Entries from a collection:
↓
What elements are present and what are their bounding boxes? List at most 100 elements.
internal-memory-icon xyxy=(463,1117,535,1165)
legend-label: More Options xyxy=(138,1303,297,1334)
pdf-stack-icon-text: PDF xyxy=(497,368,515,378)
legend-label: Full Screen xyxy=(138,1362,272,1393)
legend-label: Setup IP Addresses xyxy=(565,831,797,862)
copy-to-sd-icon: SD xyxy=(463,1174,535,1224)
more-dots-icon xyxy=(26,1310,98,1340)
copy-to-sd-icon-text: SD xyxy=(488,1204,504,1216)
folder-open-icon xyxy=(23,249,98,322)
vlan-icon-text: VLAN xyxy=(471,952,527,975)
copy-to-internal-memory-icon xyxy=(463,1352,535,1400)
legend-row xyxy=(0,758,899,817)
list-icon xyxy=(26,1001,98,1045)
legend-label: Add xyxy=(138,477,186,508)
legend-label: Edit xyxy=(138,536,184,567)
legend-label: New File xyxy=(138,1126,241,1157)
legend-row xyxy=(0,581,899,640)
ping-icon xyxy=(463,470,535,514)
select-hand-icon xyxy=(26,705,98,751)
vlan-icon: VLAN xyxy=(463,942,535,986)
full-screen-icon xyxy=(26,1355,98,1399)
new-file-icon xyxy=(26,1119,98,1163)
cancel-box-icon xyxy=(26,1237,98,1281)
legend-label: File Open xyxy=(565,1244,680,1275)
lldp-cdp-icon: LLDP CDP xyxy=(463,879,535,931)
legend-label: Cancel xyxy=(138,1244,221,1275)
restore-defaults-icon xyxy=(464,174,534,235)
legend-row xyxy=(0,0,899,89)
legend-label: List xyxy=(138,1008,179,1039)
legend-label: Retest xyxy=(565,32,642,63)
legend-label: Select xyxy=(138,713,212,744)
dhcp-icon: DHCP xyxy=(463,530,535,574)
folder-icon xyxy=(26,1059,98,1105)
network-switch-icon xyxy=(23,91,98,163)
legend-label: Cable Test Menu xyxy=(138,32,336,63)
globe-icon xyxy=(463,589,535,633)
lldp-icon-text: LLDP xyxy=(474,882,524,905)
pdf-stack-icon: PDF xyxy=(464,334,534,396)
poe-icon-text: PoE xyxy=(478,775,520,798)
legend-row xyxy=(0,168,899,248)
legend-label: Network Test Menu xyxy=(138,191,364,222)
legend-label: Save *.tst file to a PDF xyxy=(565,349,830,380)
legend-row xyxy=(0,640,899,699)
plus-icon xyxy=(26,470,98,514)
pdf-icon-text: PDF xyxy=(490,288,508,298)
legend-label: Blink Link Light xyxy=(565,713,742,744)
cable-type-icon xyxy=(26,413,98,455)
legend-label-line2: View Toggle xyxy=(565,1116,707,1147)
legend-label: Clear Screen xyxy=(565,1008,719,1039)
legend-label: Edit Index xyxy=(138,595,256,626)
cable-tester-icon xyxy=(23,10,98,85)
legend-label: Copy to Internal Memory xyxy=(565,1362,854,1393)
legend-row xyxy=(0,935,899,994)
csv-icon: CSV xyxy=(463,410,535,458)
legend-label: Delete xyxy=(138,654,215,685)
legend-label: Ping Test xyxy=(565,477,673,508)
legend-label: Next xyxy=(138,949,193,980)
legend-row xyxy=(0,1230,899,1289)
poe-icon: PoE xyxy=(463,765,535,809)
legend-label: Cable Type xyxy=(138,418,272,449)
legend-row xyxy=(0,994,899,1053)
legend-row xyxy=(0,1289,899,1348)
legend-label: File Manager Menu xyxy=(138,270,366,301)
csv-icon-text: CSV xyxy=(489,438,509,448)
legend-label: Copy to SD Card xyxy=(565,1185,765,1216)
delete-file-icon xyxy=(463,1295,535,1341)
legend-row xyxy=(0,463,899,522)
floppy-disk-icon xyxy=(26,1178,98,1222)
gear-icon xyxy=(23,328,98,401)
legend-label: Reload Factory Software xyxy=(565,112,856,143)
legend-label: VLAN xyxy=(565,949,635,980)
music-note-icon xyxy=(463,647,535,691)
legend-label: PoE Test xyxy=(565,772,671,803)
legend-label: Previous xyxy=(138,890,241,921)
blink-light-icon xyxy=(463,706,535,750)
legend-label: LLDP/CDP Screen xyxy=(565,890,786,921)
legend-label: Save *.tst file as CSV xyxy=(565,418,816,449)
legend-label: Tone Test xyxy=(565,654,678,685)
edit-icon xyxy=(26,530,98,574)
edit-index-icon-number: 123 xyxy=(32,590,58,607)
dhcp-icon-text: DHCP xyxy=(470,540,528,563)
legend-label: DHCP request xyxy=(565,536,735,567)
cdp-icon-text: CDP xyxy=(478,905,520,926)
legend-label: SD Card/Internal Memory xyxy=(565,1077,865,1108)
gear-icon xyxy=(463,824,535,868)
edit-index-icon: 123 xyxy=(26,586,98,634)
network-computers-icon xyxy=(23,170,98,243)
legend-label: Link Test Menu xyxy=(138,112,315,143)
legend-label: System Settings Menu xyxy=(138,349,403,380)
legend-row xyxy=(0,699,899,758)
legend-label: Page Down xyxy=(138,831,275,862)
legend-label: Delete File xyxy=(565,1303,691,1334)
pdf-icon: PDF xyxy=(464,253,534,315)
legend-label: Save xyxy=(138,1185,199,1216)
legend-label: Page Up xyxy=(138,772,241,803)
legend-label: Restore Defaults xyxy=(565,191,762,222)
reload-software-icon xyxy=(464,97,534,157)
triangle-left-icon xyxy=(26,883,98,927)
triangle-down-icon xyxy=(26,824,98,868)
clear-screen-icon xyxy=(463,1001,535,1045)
↑
**EXERCISE DETAILS:** Output these lines again exactly, every one of them from start to end.

**CORRECT RESULT:**
What elements are present and what are their bounding boxes? List at most 100 elements.
internal-memory-icon xyxy=(463,1117,535,1165)
legend-label: More Options xyxy=(138,1303,297,1334)
pdf-stack-icon-text: PDF xyxy=(497,368,515,378)
legend-label: Full Screen xyxy=(138,1362,272,1393)
legend-label: Setup IP Addresses xyxy=(565,831,797,862)
copy-to-sd-icon: SD xyxy=(463,1174,535,1224)
more-dots-icon xyxy=(26,1310,98,1340)
copy-to-sd-icon-text: SD xyxy=(488,1204,504,1216)
folder-open-icon xyxy=(23,249,98,322)
vlan-icon-text: VLAN xyxy=(471,952,527,975)
copy-to-internal-memory-icon xyxy=(463,1352,535,1400)
legend-row xyxy=(0,758,899,817)
list-icon xyxy=(26,1001,98,1045)
legend-label: Add xyxy=(138,477,186,508)
legend-label: Edit xyxy=(138,536,184,567)
legend-label: New File xyxy=(138,1126,241,1157)
legend-row xyxy=(0,581,899,640)
ping-icon xyxy=(463,470,535,514)
select-hand-icon xyxy=(26,705,98,751)
vlan-icon: VLAN xyxy=(463,942,535,986)
full-screen-icon xyxy=(26,1355,98,1399)
new-file-icon xyxy=(26,1119,98,1163)
cancel-box-icon xyxy=(26,1237,98,1281)
legend-label: File Open xyxy=(565,1244,680,1275)
lldp-cdp-icon: LLDP CDP xyxy=(463,879,535,931)
legend-label: Cancel xyxy=(138,1244,221,1275)
restore-defaults-icon xyxy=(464,174,534,235)
legend-row xyxy=(0,0,899,89)
legend-label: List xyxy=(138,1008,179,1039)
legend-label: Retest xyxy=(565,32,642,63)
legend-label: Select xyxy=(138,713,212,744)
dhcp-icon: DHCP xyxy=(463,530,535,574)
folder-icon xyxy=(26,1059,98,1105)
network-switch-icon xyxy=(23,91,98,163)
legend-label: Cable Test Menu xyxy=(138,32,336,63)
globe-icon xyxy=(463,589,535,633)
lldp-icon-text: LLDP xyxy=(474,882,524,905)
pdf-stack-icon: PDF xyxy=(464,334,534,396)
poe-icon-text: PoE xyxy=(478,775,520,798)
legend-row xyxy=(0,168,899,248)
legend-label: Network Test Menu xyxy=(138,191,364,222)
legend-label: Save *.tst file to a PDF xyxy=(565,349,830,380)
legend-row xyxy=(0,640,899,699)
plus-icon xyxy=(26,470,98,514)
pdf-icon-text: PDF xyxy=(490,288,508,298)
legend-label: Blink Link Light xyxy=(565,713,742,744)
cable-type-icon xyxy=(26,413,98,455)
legend-label-line2: View Toggle xyxy=(565,1116,707,1147)
legend-label: Clear Screen xyxy=(565,1008,719,1039)
legend-label: Edit Index xyxy=(138,595,256,626)
cable-tester-icon xyxy=(23,10,98,85)
legend-label: Copy to Internal Memory xyxy=(565,1362,854,1393)
legend-row xyxy=(0,935,899,994)
csv-icon: CSV xyxy=(463,410,535,458)
legend-label: Delete xyxy=(138,654,215,685)
legend-label: Ping Test xyxy=(565,477,673,508)
legend-label: Next xyxy=(138,949,193,980)
legend-row xyxy=(0,1230,899,1289)
poe-icon: PoE xyxy=(463,765,535,809)
legend-label: Cable Type xyxy=(138,418,272,449)
legend-row xyxy=(0,994,899,1053)
legend-row xyxy=(0,1289,899,1348)
legend-label: File Manager Menu xyxy=(138,270,366,301)
csv-icon-text: CSV xyxy=(489,438,509,448)
legend-label: Copy to SD Card xyxy=(565,1185,765,1216)
delete-file-icon xyxy=(463,1295,535,1341)
legend-row xyxy=(0,463,899,522)
floppy-disk-icon xyxy=(26,1178,98,1222)
gear-icon xyxy=(23,328,98,401)
legend-label: Reload Factory Software xyxy=(565,112,856,143)
legend-label: VLAN xyxy=(565,949,635,980)
music-note-icon xyxy=(463,647,535,691)
legend-label: PoE Test xyxy=(565,772,671,803)
legend-label: Previous xyxy=(138,890,241,921)
blink-light-icon xyxy=(463,706,535,750)
legend-label: LLDP/CDP Screen xyxy=(565,890,786,921)
legend-label: Save *.tst file as CSV xyxy=(565,418,816,449)
legend-label: Tone Test xyxy=(565,654,678,685)
edit-icon xyxy=(26,530,98,574)
edit-index-icon-number: 123 xyxy=(32,590,58,607)
dhcp-icon-text: DHCP xyxy=(470,540,528,563)
legend-label: DHCP request xyxy=(565,536,735,567)
cdp-icon-text: CDP xyxy=(478,905,520,926)
legend-label: SD Card/Internal Memory xyxy=(565,1077,865,1108)
gear-icon xyxy=(463,824,535,868)
edit-index-icon: 123 xyxy=(26,586,98,634)
network-computers-icon xyxy=(23,170,98,243)
legend-label: Link Test Menu xyxy=(138,112,315,143)
legend-label: System Settings Menu xyxy=(138,349,403,380)
legend-row xyxy=(0,699,899,758)
legend-label: Page Down xyxy=(138,831,275,862)
legend-label: Delete File xyxy=(565,1303,691,1334)
pdf-icon: PDF xyxy=(464,253,534,315)
legend-label: Save xyxy=(138,1185,199,1216)
legend-label: Page Up xyxy=(138,772,241,803)
legend-label: Restore Defaults xyxy=(565,191,762,222)
reload-software-icon xyxy=(464,97,534,157)
triangle-left-icon xyxy=(26,883,98,927)
triangle-down-icon xyxy=(26,824,98,868)
clear-screen-icon xyxy=(463,1001,535,1045)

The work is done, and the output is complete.